TASK TO COMPLETE: Retype every line of the dataset rows below with no changes at all.

**** PROVIDED DATA

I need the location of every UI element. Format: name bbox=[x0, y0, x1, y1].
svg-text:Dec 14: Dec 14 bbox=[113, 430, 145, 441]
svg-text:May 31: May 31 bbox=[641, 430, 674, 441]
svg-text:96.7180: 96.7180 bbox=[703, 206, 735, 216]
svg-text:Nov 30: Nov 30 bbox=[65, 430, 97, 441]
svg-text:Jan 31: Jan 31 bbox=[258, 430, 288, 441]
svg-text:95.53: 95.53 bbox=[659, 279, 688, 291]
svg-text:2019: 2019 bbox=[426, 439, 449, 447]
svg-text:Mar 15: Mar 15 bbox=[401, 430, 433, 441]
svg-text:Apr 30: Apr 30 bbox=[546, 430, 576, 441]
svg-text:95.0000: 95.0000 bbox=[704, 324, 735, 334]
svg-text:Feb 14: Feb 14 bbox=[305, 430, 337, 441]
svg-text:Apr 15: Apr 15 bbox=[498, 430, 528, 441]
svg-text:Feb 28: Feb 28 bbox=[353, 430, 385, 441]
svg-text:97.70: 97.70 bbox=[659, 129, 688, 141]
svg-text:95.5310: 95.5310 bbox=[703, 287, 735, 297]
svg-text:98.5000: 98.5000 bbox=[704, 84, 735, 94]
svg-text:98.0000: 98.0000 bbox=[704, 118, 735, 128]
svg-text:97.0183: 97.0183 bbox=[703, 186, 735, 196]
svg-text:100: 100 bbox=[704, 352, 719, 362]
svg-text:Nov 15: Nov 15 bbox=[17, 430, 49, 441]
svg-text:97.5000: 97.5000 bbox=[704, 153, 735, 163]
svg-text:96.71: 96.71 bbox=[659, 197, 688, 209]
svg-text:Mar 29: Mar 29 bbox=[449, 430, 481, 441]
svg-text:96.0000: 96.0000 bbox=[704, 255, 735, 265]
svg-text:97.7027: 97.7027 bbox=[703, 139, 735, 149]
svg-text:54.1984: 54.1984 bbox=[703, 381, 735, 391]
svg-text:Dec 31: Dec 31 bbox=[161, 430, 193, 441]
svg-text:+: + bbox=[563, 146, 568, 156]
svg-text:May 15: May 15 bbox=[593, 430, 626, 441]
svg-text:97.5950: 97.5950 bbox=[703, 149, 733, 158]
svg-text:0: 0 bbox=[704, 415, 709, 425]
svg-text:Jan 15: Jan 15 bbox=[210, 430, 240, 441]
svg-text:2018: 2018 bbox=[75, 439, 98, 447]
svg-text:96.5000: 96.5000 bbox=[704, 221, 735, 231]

********

EXPECTED OUTPUT:
I need the location of every UI element. Format: name bbox=[x0, y0, x1, y1].
svg-text:Dec 14: Dec 14 bbox=[113, 430, 145, 441]
svg-text:May 31: May 31 bbox=[641, 430, 674, 441]
svg-text:96.7180: 96.7180 bbox=[703, 206, 735, 216]
svg-text:Nov 30: Nov 30 bbox=[65, 430, 97, 441]
svg-text:Jan 31: Jan 31 bbox=[258, 430, 288, 441]
svg-text:95.53: 95.53 bbox=[659, 279, 688, 291]
svg-text:2019: 2019 bbox=[426, 439, 449, 447]
svg-text:Mar 15: Mar 15 bbox=[401, 430, 433, 441]
svg-text:Apr 30: Apr 30 bbox=[546, 430, 576, 441]
svg-text:95.0000: 95.0000 bbox=[704, 324, 735, 334]
svg-text:Feb 14: Feb 14 bbox=[305, 430, 337, 441]
svg-text:Apr 15: Apr 15 bbox=[498, 430, 528, 441]
svg-text:Feb 28: Feb 28 bbox=[353, 430, 385, 441]
svg-text:97.70: 97.70 bbox=[659, 129, 688, 141]
svg-text:95.5310: 95.5310 bbox=[703, 287, 735, 297]
svg-text:98.5000: 98.5000 bbox=[704, 84, 735, 94]
svg-text:98.0000: 98.0000 bbox=[704, 118, 735, 128]
svg-text:97.0183: 97.0183 bbox=[703, 186, 735, 196]
svg-text:100: 100 bbox=[704, 352, 719, 362]
svg-text:Nov 15: Nov 15 bbox=[17, 430, 49, 441]
svg-text:97.5000: 97.5000 bbox=[704, 153, 735, 163]
svg-text:96.71: 96.71 bbox=[659, 197, 688, 209]
svg-text:Mar 29: Mar 29 bbox=[449, 430, 481, 441]
svg-text:96.0000: 96.0000 bbox=[704, 255, 735, 265]
svg-text:97.7027: 97.7027 bbox=[703, 139, 735, 149]
svg-text:54.1984: 54.1984 bbox=[703, 381, 735, 391]
svg-text:Dec 31: Dec 31 bbox=[161, 430, 193, 441]
svg-text:+: + bbox=[563, 146, 568, 156]
svg-text:May 15: May 15 bbox=[593, 430, 626, 441]
svg-text:97.5950: 97.5950 bbox=[703, 149, 733, 158]
svg-text:0: 0 bbox=[704, 415, 709, 425]
svg-text:Jan 15: Jan 15 bbox=[210, 430, 240, 441]
svg-text:2018: 2018 bbox=[75, 439, 98, 447]
svg-text:96.5000: 96.5000 bbox=[704, 221, 735, 231]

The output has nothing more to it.